Keep only the lines of the listing that include the word "JSON", and copy them.

[Rows from a figure dataset]
★ ★ ★ ★

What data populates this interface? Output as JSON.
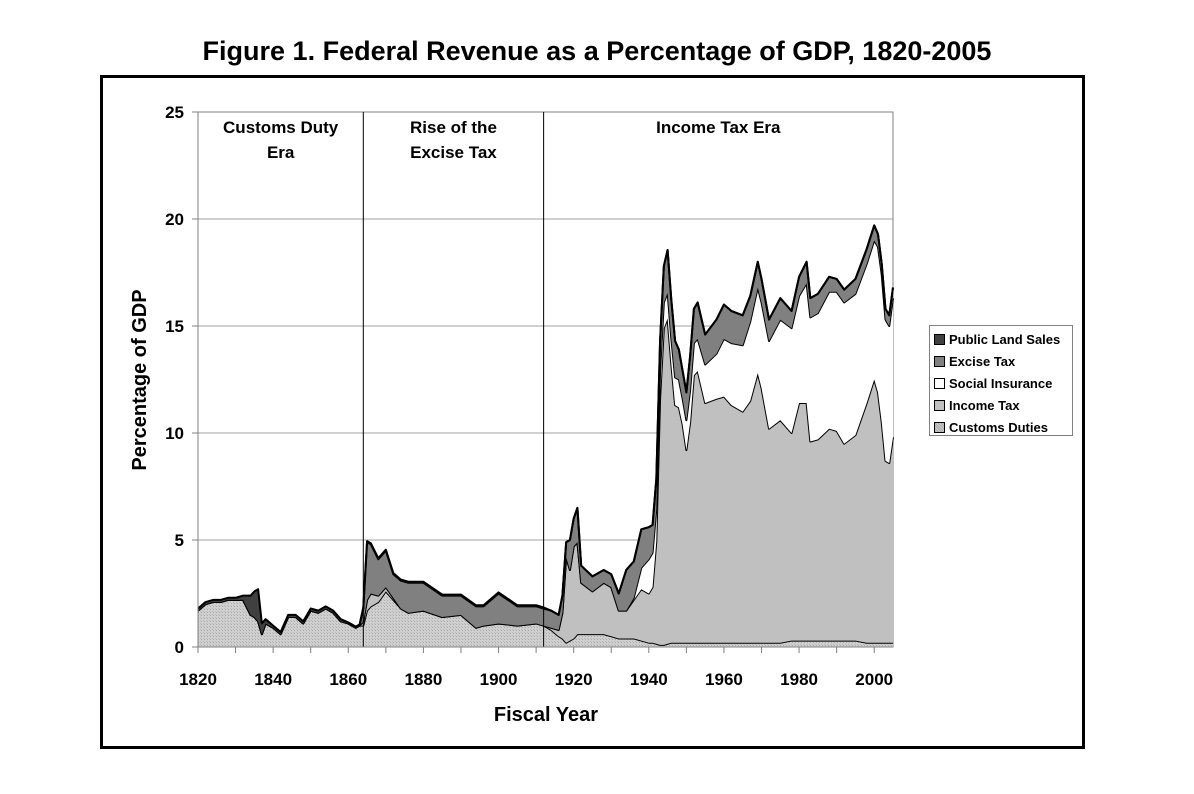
{
  "chart_data": {
    "type": "area",
    "stacked": true,
    "title": "Figure 1. Federal Revenue as a Percentage of GDP, 1820-2005",
    "xlabel": "Fiscal Year",
    "ylabel": "Percentage of GDP",
    "xlim": [
      1820,
      2005
    ],
    "ylim": [
      0,
      25
    ],
    "x_ticks": [
      "1820",
      "1840",
      "1860",
      "1880",
      "1900",
      "1920",
      "1940",
      "1960",
      "1980",
      "2000"
    ],
    "y_ticks": [
      "0",
      "5",
      "10",
      "15",
      "20",
      "25"
    ],
    "grid": "horizontal",
    "legend_position": "right",
    "eras": [
      {
        "label_line1": "Customs Duty",
        "label_line2": "Era",
        "start": 1820,
        "end": 1864
      },
      {
        "label_line1": "Rise of the",
        "label_line2": "Excise Tax",
        "start": 1864,
        "end": 1912
      },
      {
        "label_line1": "Income Tax Era",
        "label_line2": "",
        "start": 1912,
        "end": 2005
      }
    ],
    "x": [
      1820,
      1822,
      1824,
      1826,
      1828,
      1830,
      1832,
      1834,
      1835,
      1836,
      1837,
      1838,
      1840,
      1842,
      1844,
      1846,
      1848,
      1850,
      1852,
      1854,
      1856,
      1858,
      1860,
      1862,
      1863,
      1864,
      1865,
      1866,
      1868,
      1870,
      1872,
      1874,
      1876,
      1880,
      1885,
      1890,
      1894,
      1896,
      1900,
      1905,
      1910,
      1912,
      1914,
      1916,
      1917,
      1918,
      1919,
      1920,
      1921,
      1922,
      1925,
      1928,
      1930,
      1932,
      1934,
      1936,
      1938,
      1940,
      1941,
      1942,
      1943,
      1944,
      1945,
      1946,
      1947,
      1948,
      1949,
      1950,
      1951,
      1952,
      1953,
      1955,
      1958,
      1960,
      1962,
      1965,
      1967,
      1969,
      1970,
      1972,
      1975,
      1978,
      1980,
      1982,
      1983,
      1985,
      1988,
      1990,
      1992,
      1995,
      1998,
      2000,
      2001,
      2002,
      2003,
      2004,
      2005
    ],
    "series": [
      {
        "name": "Customs Duties",
        "color": "#c8c8c8",
        "values": [
          1.7,
          2.0,
          2.1,
          2.1,
          2.2,
          2.2,
          2.2,
          1.5,
          1.4,
          1.2,
          0.6,
          1.1,
          0.9,
          0.6,
          1.4,
          1.4,
          1.1,
          1.7,
          1.6,
          1.8,
          1.6,
          1.2,
          1.1,
          0.9,
          1.0,
          1.0,
          1.7,
          1.9,
          2.1,
          2.6,
          2.2,
          1.8,
          1.6,
          1.7,
          1.4,
          1.5,
          0.9,
          1.0,
          1.1,
          1.0,
          1.1,
          1.0,
          0.8,
          0.5,
          0.4,
          0.2,
          0.3,
          0.4,
          0.6,
          0.6,
          0.6,
          0.6,
          0.5,
          0.4,
          0.4,
          0.4,
          0.3,
          0.2,
          0.2,
          0.15,
          0.1,
          0.1,
          0.15,
          0.2,
          0.2,
          0.2,
          0.2,
          0.2,
          0.2,
          0.2,
          0.2,
          0.2,
          0.2,
          0.2,
          0.2,
          0.2,
          0.2,
          0.2,
          0.2,
          0.2,
          0.2,
          0.3,
          0.3,
          0.3,
          0.3,
          0.3,
          0.3,
          0.3,
          0.3,
          0.3,
          0.2,
          0.2,
          0.2,
          0.2,
          0.2,
          0.2,
          0.2
        ]
      },
      {
        "name": "Income Tax",
        "color": "#c0c0c0",
        "values": [
          0,
          0,
          0,
          0,
          0,
          0,
          0,
          0,
          0,
          0,
          0,
          0,
          0,
          0,
          0,
          0,
          0,
          0,
          0,
          0,
          0,
          0,
          0,
          0,
          0,
          0.2,
          0.5,
          0.6,
          0.3,
          0.2,
          0.1,
          0,
          0,
          0,
          0,
          0,
          0,
          0,
          0,
          0,
          0,
          0,
          0.1,
          0.3,
          1.2,
          4.0,
          3.3,
          4.3,
          4.3,
          2.4,
          2.0,
          2.4,
          2.3,
          1.3,
          1.3,
          1.8,
          2.4,
          2.3,
          2.6,
          4.8,
          11.5,
          14.8,
          15.2,
          13.0,
          11.1,
          11.0,
          10.2,
          9.0,
          10.3,
          12.5,
          12.7,
          11.2,
          11.4,
          11.5,
          11.1,
          10.8,
          11.3,
          12.6,
          11.9,
          10.0,
          10.4,
          9.7,
          11.1,
          11.1,
          9.3,
          9.4,
          9.9,
          9.8,
          9.2,
          9.6,
          11.2,
          12.3,
          11.7,
          10.3,
          8.5,
          8.4,
          9.6
        ]
      },
      {
        "name": "Social Insurance",
        "color": "#ffffff",
        "values": [
          0,
          0,
          0,
          0,
          0,
          0,
          0,
          0,
          0,
          0,
          0,
          0,
          0,
          0,
          0,
          0,
          0,
          0,
          0,
          0,
          0,
          0,
          0,
          0,
          0,
          0,
          0,
          0,
          0,
          0,
          0,
          0,
          0,
          0,
          0,
          0,
          0,
          0,
          0,
          0,
          0,
          0,
          0,
          0,
          0,
          0,
          0,
          0,
          0,
          0,
          0,
          0,
          0,
          0,
          0,
          0.1,
          1.0,
          1.6,
          1.6,
          1.5,
          1.3,
          1.2,
          1.2,
          1.2,
          1.3,
          1.3,
          1.2,
          1.4,
          1.5,
          1.5,
          1.5,
          1.8,
          2.1,
          2.7,
          2.9,
          3.1,
          3.7,
          4.0,
          4.0,
          4.1,
          4.7,
          4.9,
          5.0,
          5.6,
          5.8,
          5.9,
          6.4,
          6.5,
          6.6,
          6.6,
          6.5,
          6.5,
          6.8,
          6.9,
          6.6,
          6.4,
          6.5
        ]
      },
      {
        "name": "Excise Tax",
        "color": "#808080",
        "values": [
          0,
          0,
          0,
          0,
          0,
          0,
          0,
          0,
          0,
          0,
          0,
          0,
          0,
          0,
          0,
          0,
          0,
          0,
          0,
          0,
          0,
          0,
          0,
          0,
          0,
          0.6,
          2.7,
          2.3,
          1.7,
          1.7,
          1.1,
          1.3,
          1.4,
          1.3,
          1.0,
          0.9,
          1.0,
          0.9,
          1.4,
          0.9,
          0.8,
          0.8,
          0.8,
          0.7,
          0.8,
          0.7,
          1.4,
          1.3,
          1.6,
          0.8,
          0.7,
          0.6,
          0.6,
          0.8,
          1.9,
          1.7,
          1.8,
          1.5,
          1.3,
          1.4,
          1.4,
          1.7,
          2.0,
          1.8,
          1.7,
          1.4,
          1.3,
          1.3,
          1.6,
          1.6,
          1.7,
          1.4,
          1.6,
          1.6,
          1.5,
          1.4,
          1.2,
          1.2,
          1.1,
          1.0,
          1.0,
          0.8,
          0.9,
          1.0,
          0.9,
          0.9,
          0.7,
          0.6,
          0.6,
          0.7,
          0.7,
          0.7,
          0.6,
          0.5,
          0.5,
          0.5,
          0.5
        ]
      },
      {
        "name": "Public Land Sales",
        "color": "#404040",
        "values": [
          0.1,
          0.1,
          0.1,
          0.1,
          0.1,
          0.1,
          0.2,
          0.9,
          1.2,
          1.5,
          0.5,
          0.2,
          0.1,
          0.1,
          0.1,
          0.1,
          0.1,
          0.1,
          0.1,
          0.1,
          0.1,
          0.1,
          0.05,
          0.05,
          0.05,
          0.05,
          0.05,
          0.05,
          0.05,
          0.05,
          0.05,
          0.05,
          0.05,
          0.05,
          0.05,
          0.05,
          0.05,
          0.05,
          0.05,
          0.05,
          0.05,
          0.05,
          0,
          0,
          0,
          0,
          0,
          0,
          0,
          0,
          0,
          0,
          0,
          0,
          0,
          0,
          0,
          0,
          0,
          0,
          0,
          0,
          0,
          0,
          0,
          0,
          0,
          0,
          0,
          0,
          0,
          0,
          0,
          0,
          0,
          0,
          0,
          0,
          0,
          0,
          0,
          0,
          0,
          0,
          0,
          0,
          0,
          0,
          0,
          0,
          0,
          0,
          0,
          0,
          0,
          0,
          0
        ]
      }
    ]
  }
}
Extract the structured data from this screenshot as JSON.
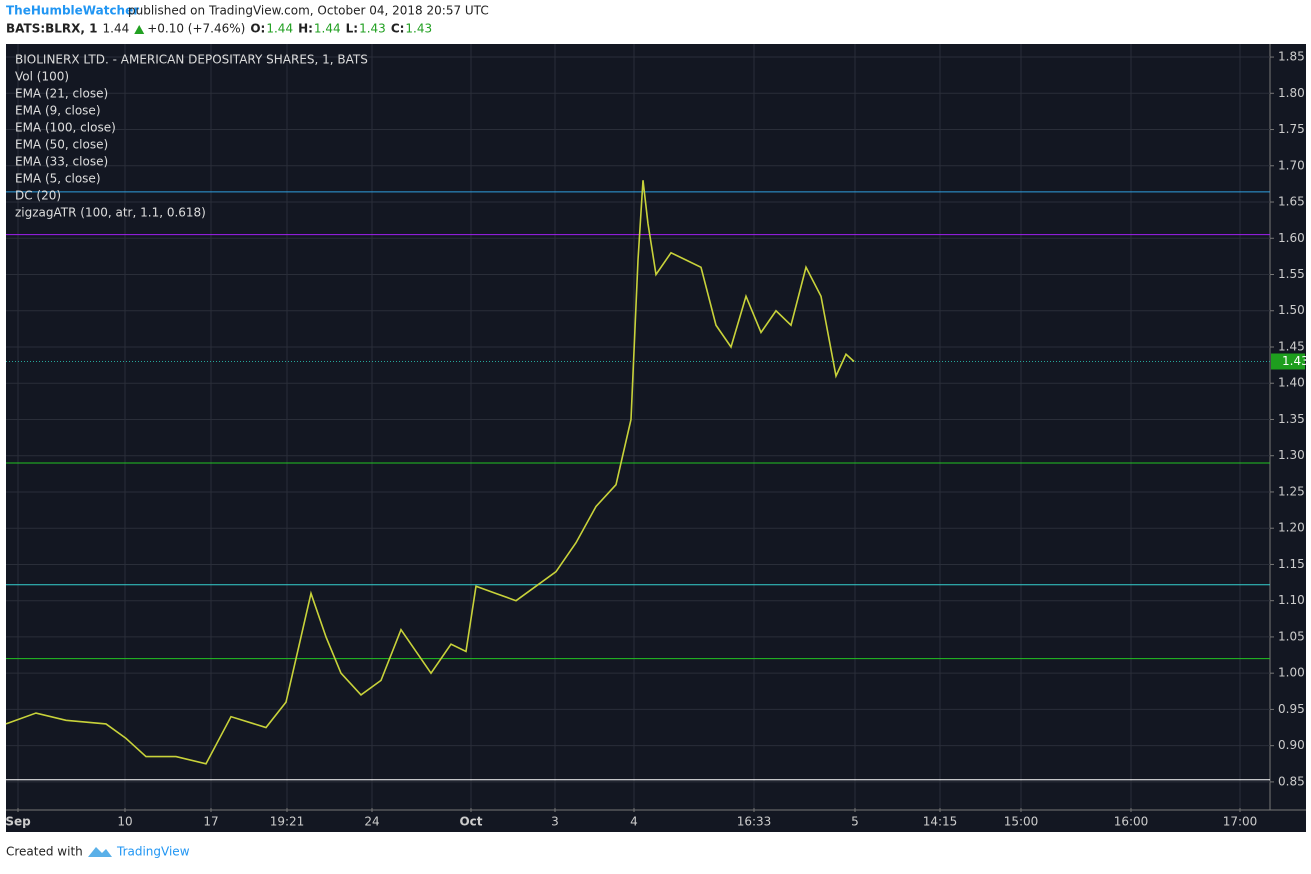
{
  "header": {
    "author": "TheHumbleWatcher",
    "published": "published on TradingView.com, October 04, 2018 20:57 UTC",
    "symbol": "BATS:BLRX, 1",
    "last": "1.44",
    "change": "+0.10 (+7.46%)",
    "o_label": "O:",
    "o": "1.44",
    "h_label": "H:",
    "h": "1.44",
    "l_label": "L:",
    "l": "1.43",
    "c_label": "C:",
    "c": "1.43"
  },
  "footer": {
    "created": "Created with",
    "brand": "TradingView"
  },
  "chart_data": {
    "type": "line",
    "title": "BIOLINERX LTD. - AMERICAN DEPOSITARY SHARES, 1, BATS",
    "indicators": [
      "Vol (100)",
      "EMA (21, close)",
      "EMA (9, close)",
      "EMA (100, close)",
      "EMA (50, close)",
      "EMA (33, close)",
      "EMA (5, close)",
      "DC (20)",
      "zigzagATR (100, atr, 1.1, 0.618)"
    ],
    "x": [
      0,
      30,
      60,
      100,
      120,
      140,
      170,
      200,
      225,
      260,
      280,
      295,
      305,
      320,
      335,
      355,
      375,
      395,
      410,
      425,
      445,
      460,
      470,
      490,
      510,
      530,
      550,
      570,
      590,
      610,
      625,
      632,
      637,
      642,
      650,
      665,
      680,
      695,
      710,
      725,
      740,
      755,
      770,
      785,
      800,
      815,
      830,
      840,
      848
    ],
    "values": [
      0.93,
      0.945,
      0.935,
      0.93,
      0.91,
      0.885,
      0.885,
      0.875,
      0.94,
      0.925,
      0.96,
      1.05,
      1.11,
      1.05,
      1.0,
      0.97,
      0.99,
      1.06,
      1.03,
      1.0,
      1.04,
      1.03,
      1.12,
      1.11,
      1.1,
      1.12,
      1.14,
      1.18,
      1.23,
      1.26,
      1.35,
      1.57,
      1.68,
      1.62,
      1.55,
      1.58,
      1.57,
      1.56,
      1.48,
      1.45,
      1.52,
      1.47,
      1.5,
      1.48,
      1.56,
      1.52,
      1.41,
      1.44,
      1.43
    ],
    "color": "#c8d23a",
    "levels": [
      {
        "value": 1.664,
        "color": "#2f9fe0"
      },
      {
        "value": 1.605,
        "color": "#a020f0"
      },
      {
        "value": 1.29,
        "color": "#22c322"
      },
      {
        "value": 1.122,
        "color": "#35d0d0"
      },
      {
        "value": 1.02,
        "color": "#22c322"
      },
      {
        "value": 0.853,
        "color": "#ffffff"
      }
    ],
    "last_price": 1.43,
    "last_price_label": "1.43",
    "xlim": [
      0,
      1262
    ],
    "xticks": [
      {
        "value": 12,
        "label": "Sep"
      },
      {
        "value": 119,
        "label": "10"
      },
      {
        "value": 205,
        "label": "17"
      },
      {
        "value": 281,
        "label": "19:21"
      },
      {
        "value": 366,
        "label": "24"
      },
      {
        "value": 465,
        "label": "Oct"
      },
      {
        "value": 549,
        "label": "3"
      },
      {
        "value": 628,
        "label": "4"
      },
      {
        "value": 748,
        "label": "16:33"
      },
      {
        "value": 849,
        "label": "5"
      },
      {
        "value": 934,
        "label": "14:15"
      },
      {
        "value": 1015,
        "label": "15:00"
      },
      {
        "value": 1125,
        "label": "16:00"
      },
      {
        "value": 1234,
        "label": "17:00"
      }
    ],
    "ylim": [
      0.814,
      1.868
    ],
    "yticks": [
      0.85,
      {
        "value": 0.9,
        "label": "0.90"
      },
      0.95,
      {
        "value": 1.0,
        "label": "1.00"
      },
      1.05,
      {
        "value": 1.1,
        "label": "1.10"
      },
      1.15,
      {
        "value": 1.2,
        "label": "1.20"
      },
      1.25,
      {
        "value": 1.3,
        "label": "1.30"
      },
      1.35,
      {
        "value": 1.4,
        "label": "1.40"
      },
      1.45,
      {
        "value": 1.5,
        "label": "1.50"
      },
      1.55,
      {
        "value": 1.6,
        "label": "1.60"
      },
      1.65,
      {
        "value": 1.7,
        "label": "1.70"
      },
      1.75,
      {
        "value": 1.8,
        "label": "1.80"
      },
      1.85
    ],
    "grid": true
  }
}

★ ★ ★ ★

WORKED ANSWER -
What data populates this interface? Output as JSON.
Extract the structured data from this screenshot as JSON.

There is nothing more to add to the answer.